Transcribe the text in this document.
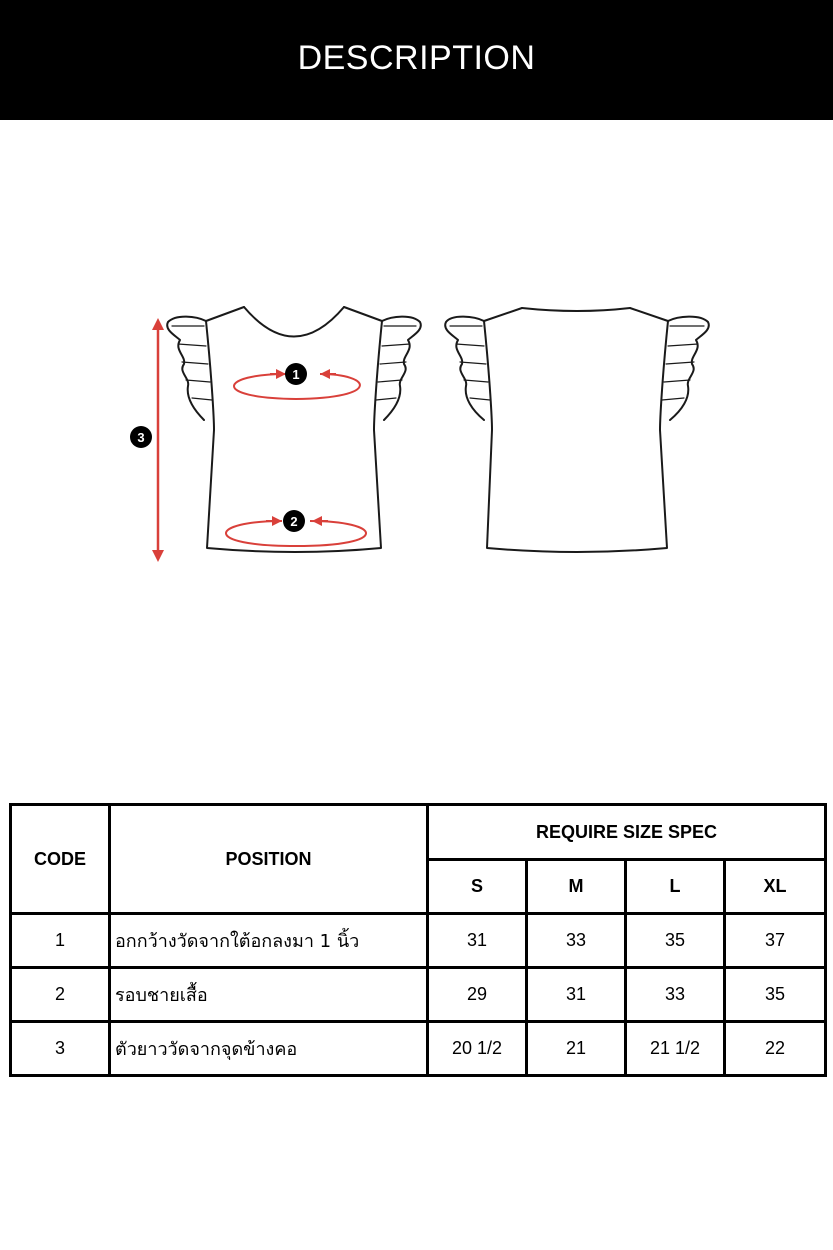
DESCRIPTION
1
2
3
CODE	POSITION	REQUIRE SIZE SPEC			
		S	M	L	XL
1	อกกว้างวัดจากใต้อกลงมา 1 นิ้ว	31	33	35	37
2	รอบชายเสื้อ	29	31	33	35
3	ตัวยาววัดจากจุดข้างคอ	20 1/2	21	21 1/2	22
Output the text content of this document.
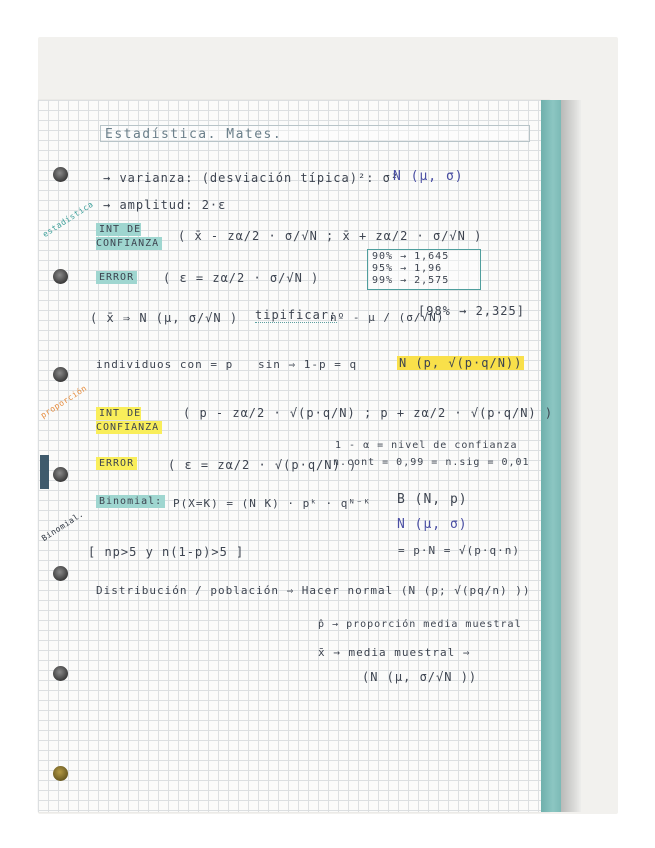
Estadística. Mates.
estadística
proporción
Binomial.
→ varianza: (desviación típica)²: σ²
N (μ, σ)
→ amplitud: 2·ε
INT DE CONFIANZA
( x̄ - zα/2 · σ/√N ; x̄ + zα/2 · σ/√N )
ERROR ( ε = zα/2 · σ/√N )
90% → 1,645
95% → 1,96
99% → 2,575
( x̄ ⇒ N (μ, σ/√N ) tipificar:
nº - μ / (σ/√N)
[98% → 2,325]
individuos con = p sin ⇒ 1-p = q	N (p, √(p·q/N))
INT DE CONFIANZA
( p - zα/2 · √(p·q/N) ; p + zα/2 · √(p·q/N) )
ERROR	( ε = zα/2 · √(p·q/N) )
1 - α = nivel de confianza
n.cont = 0,99 = n.sig = 0,01
Binomial: P(X=K) = (N K) · pᵏ · qᴺ⁻ᴷ B (N, p)
N (μ, σ)
= p·N = √(p·q·n)
[ np>5 y n(1-p)>5 ]
Distribución / población ⇒ Hacer normal (N (p; √(pq/n) ))
p̂ → proporción media muestral
x̄ → media muestral ⇒
(N (μ, σ/√N ))
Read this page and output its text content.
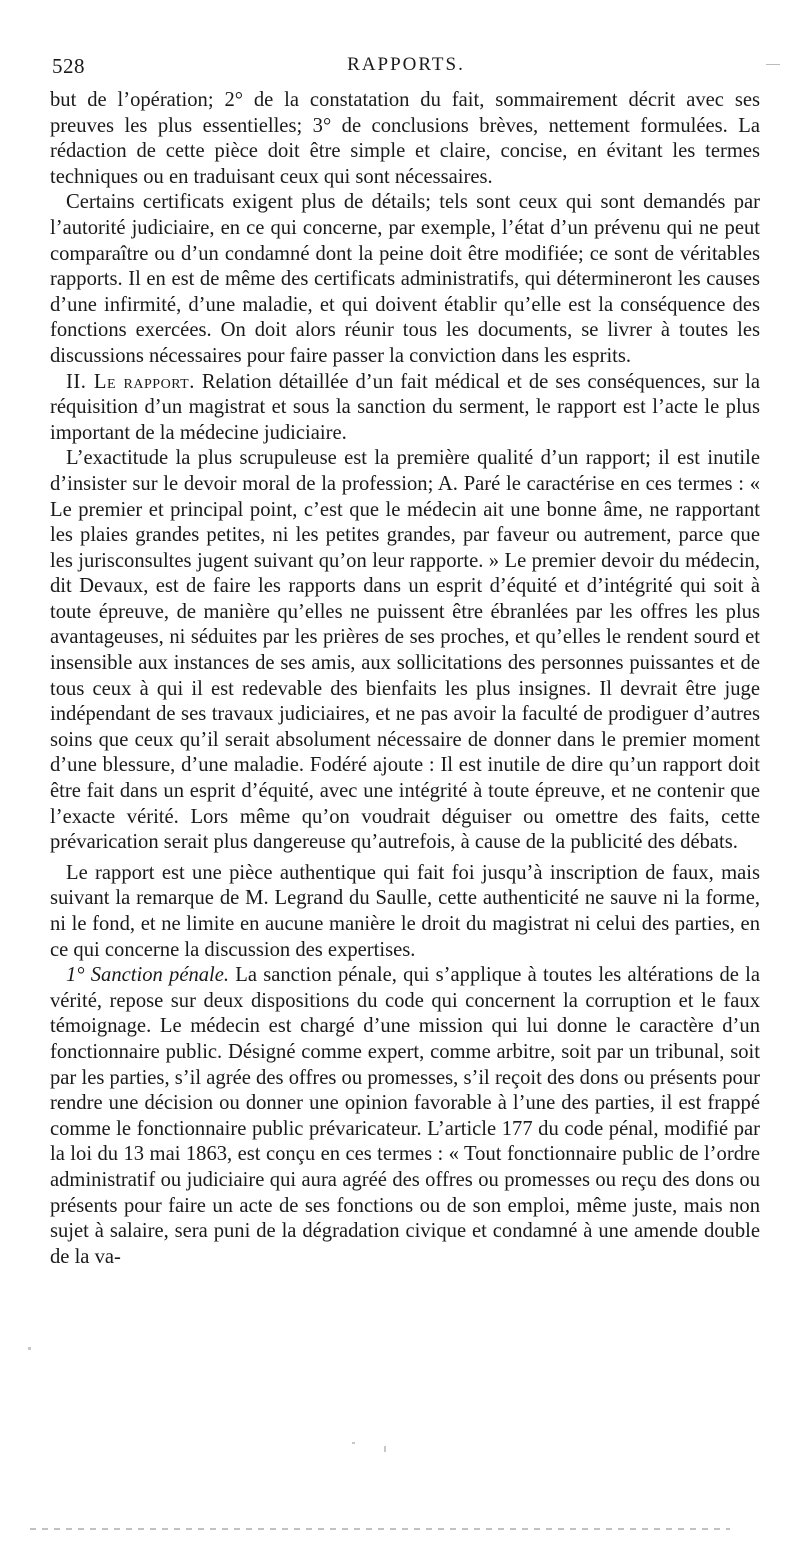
528	RAPPORTS.

but de l’opération; 2° de la constatation du fait, sommairement décrit avec ses preuves les plus essentielles; 3° de conclusions brèves, nettement formulées. La rédaction de cette pièce doit être simple et claire, concise, en évitant les termes techniques ou en traduisant ceux qui sont nécessaires.

Certains certificats exigent plus de détails; tels sont ceux qui sont demandés par l’autorité judiciaire, en ce qui concerne, par exemple, l’état d’un prévenu qui ne peut comparaître ou d’un condamné dont la peine doit être modifiée; ce sont de véritables rapports. Il en est de même des certificats administratifs, qui détermineront les causes d’une infirmité, d’une maladie, et qui doivent établir qu’elle est la conséquence des fonctions exercées. On doit alors réunir tous les documents, se livrer à toutes les discussions nécessaires pour faire passer la conviction dans les esprits.

II. Le rapport. Relation détaillée d’un fait médical et de ses conséquences, sur la réquisition d’un magistrat et sous la sanction du serment, le rapport est l’acte le plus important de la médecine judiciaire.

L’exactitude la plus scrupuleuse est la première qualité d’un rapport; il est inutile d’insister sur le devoir moral de la profession; A. Paré le caractérise en ces termes : « Le premier et principal point, c’est que le médecin ait une bonne âme, ne rapportant les plaies grandes petites, ni les petites grandes, par faveur ou autrement, parce que les jurisconsultes jugent suivant qu’on leur rapporte. » Le premier devoir du médecin, dit Devaux, est de faire les rapports dans un esprit d’équité et d’intégrité qui soit à toute épreuve, de manière qu’elles ne puissent être ébranlées par les offres les plus avantageuses, ni séduites par les prières de ses proches, et qu’elles le rendent sourd et insensible aux instances de ses amis, aux sollicitations des personnes puissantes et de tous ceux à qui il est redevable des bienfaits les plus insignes. Il devrait être juge indépendant de ses travaux judiciaires, et ne pas avoir la faculté de prodiguer d’autres soins que ceux qu’il serait absolument nécessaire de donner dans le premier moment d’une blessure, d’une maladie. Fodéré ajoute : Il est inutile de dire qu’un rapport doit être fait dans un esprit d’équité, avec une intégrité à toute épreuve, et ne contenir que l’exacte vérité. Lors même qu’on voudrait déguiser ou omettre des faits, cette prévarication serait plus dangereuse qu’autrefois, à cause de la publicité des débats.

Le rapport est une pièce authentique qui fait foi jusqu’à inscription de faux, mais suivant la remarque de M. Legrand du Saulle, cette authenticité ne sauve ni la forme, ni le fond, et ne limite en aucune manière le droit du magistrat ni celui des parties, en ce qui concerne la discussion des expertises.

1° Sanction pénale. La sanction pénale, qui s’applique à toutes les altérations de la vérité, repose sur deux dispositions du code qui concernent la corruption et le faux témoignage. Le médecin est chargé d’une mission qui lui donne le caractère d’un fonctionnaire public. Désigné comme expert, comme arbitre, soit par un tribunal, soit par les parties, s’il agrée des offres ou promesses, s’il reçoit des dons ou présents pour rendre une décision ou donner une opinion favorable à l’une des parties, il est frappé comme le fonctionnaire public prévaricateur. L’article 177 du code pénal, modifié par la loi du 13 mai 1863, est conçu en ces termes : « Tout fonctionnaire public de l’ordre administratif ou judiciaire qui aura agréé des offres ou promesses ou reçu des dons ou présents pour faire un acte de ses fonctions ou de son emploi, même juste, mais non sujet à salaire, sera puni de la dégradation civique et condamné à une amende double de la va-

=====

__Task details__.
The entries above should be reproduced exactly, without their pictures.

__Solution__.
Transcribe the text in this document.
DESCRIPTION
1
2
3
CODE	POSITION	REQUIRE SIZE SPEC			
		S	M	L	XL
1	อกกว้างวัดจากใต้อกลงมา 1 นิ้ว	31	33	35	37
2	รอบชายเสื้อ	29	31	33	35
3	ตัวยาววัดจากจุดข้างคอ	20 1/2	21	21 1/2	22
Output the text content of this document.
Estadística. Mates.
estadística
proporción
Binomial.
→ varianza: (desviación típica)²: σ²
N (μ, σ)
→ amplitud: 2·ε
INT DE CONFIANZA
( x̄ - zα/2 · σ/√N ; x̄ + zα/2 · σ/√N )
ERROR ( ε = zα/2 · σ/√N )
90% → 1,645
95% → 1,96
99% → 2,575
( x̄ ⇒ N (μ, σ/√N ) tipificar:
nº - μ / (σ/√N)
[98% → 2,325]
individuos con = p sin ⇒ 1-p = q	N (p, √(p·q/N))
INT DE CONFIANZA
( p - zα/2 · √(p·q/N) ; p + zα/2 · √(p·q/N) )
ERROR	( ε = zα/2 · √(p·q/N) )
1 - α = nivel de confianza
n.cont = 0,99 = n.sig = 0,01
Binomial: P(X=K) = (N K) · pᵏ · qᴺ⁻ᴷ B (N, p)
N (μ, σ)
= p·N = √(p·q·n)
[ np>5 y n(1-p)>5 ]
Distribución / población ⇒ Hacer normal (N (p; √(pq/n) ))
p̂ → proporción media muestral
x̄ → media muestral ⇒
(N (μ, σ/√N ))
Read this page and output its text content.
528	RAPPORTS.

but de l’opération; 2° de la constatation du fait, sommairement décrit avec ses preuves les plus essentielles; 3° de conclusions brèves, nettement formulées. La rédaction de cette pièce doit être simple et claire, concise, en évitant les termes techniques ou en traduisant ceux qui sont nécessaires.

Certains certificats exigent plus de détails; tels sont ceux qui sont demandés par l’autorité judiciaire, en ce qui concerne, par exemple, l’état d’un prévenu qui ne peut comparaître ou d’un condamné dont la peine doit être modifiée; ce sont de véritables rapports. Il en est de même des certificats administratifs, qui détermineront les causes d’une infirmité, d’une maladie, et qui doivent établir qu’elle est la conséquence des fonctions exercées. On doit alors réunir tous les documents, se livrer à toutes les discussions nécessaires pour faire passer la conviction dans les esprits.

II. Le rapport. Relation détaillée d’un fait médical et de ses conséquences, sur la réquisition d’un magistrat et sous la sanction du serment, le rapport est l’acte le plus important de la médecine judiciaire.

L’exactitude la plus scrupuleuse est la première qualité d’un rapport; il est inutile d’insister sur le devoir moral de la profession; A. Paré le caractérise en ces termes : « Le premier et principal point, c’est que le médecin ait une bonne âme, ne rapportant les plaies grandes petites, ni les petites grandes, par faveur ou autrement, parce que les jurisconsultes jugent suivant qu’on leur rapporte. » Le premier devoir du médecin, dit Devaux, est de faire les rapports dans un esprit d’équité et d’intégrité qui soit à toute épreuve, de manière qu’elles ne puissent être ébranlées par les offres les plus avantageuses, ni séduites par les prières de ses proches, et qu’elles le rendent sourd et insensible aux instances de ses amis, aux sollicitations des personnes puissantes et de tous ceux à qui il est redevable des bienfaits les plus insignes. Il devrait être juge indépendant de ses travaux judiciaires, et ne pas avoir la faculté de prodiguer d’autres soins que ceux qu’il serait absolument nécessaire de donner dans le premier moment d’une blessure, d’une maladie. Fodéré ajoute : Il est inutile de dire qu’un rapport doit être fait dans un esprit d’équité, avec une intégrité à toute épreuve, et ne contenir que l’exacte vérité. Lors même qu’on voudrait déguiser ou omettre des faits, cette prévarication serait plus dangereuse qu’autrefois, à cause de la publicité des débats.

Le rapport est une pièce authentique qui fait foi jusqu’à inscription de faux, mais suivant la remarque de M. Legrand du Saulle, cette authenticité ne sauve ni la forme, ni le fond, et ne limite en aucune manière le droit du magistrat ni celui des parties, en ce qui concerne la discussion des expertises.

1° Sanction pénale. La sanction pénale, qui s’applique à toutes les altérations de la vérité, repose sur deux dispositions du code qui concernent la corruption et le faux témoignage. Le médecin est chargé d’une mission qui lui donne le caractère d’un fonctionnaire public. Désigné comme expert, comme arbitre, soit par un tribunal, soit par les parties, s’il agrée des offres ou promesses, s’il reçoit des dons ou présents pour rendre une décision ou donner une opinion favorable à l’une des parties, il est frappé comme le fonctionnaire public prévaricateur. L’article 177 du code pénal, modifié par la loi du 13 mai 1863, est conçu en ces termes : « Tout fonctionnaire public de l’ordre administratif ou judiciaire qui aura agréé des offres ou promesses ou reçu des dons ou présents pour faire un acte de ses fonctions ou de son emploi, même juste, mais non sujet à salaire, sera puni de la dégradation civique et condamné à une amende double de la va-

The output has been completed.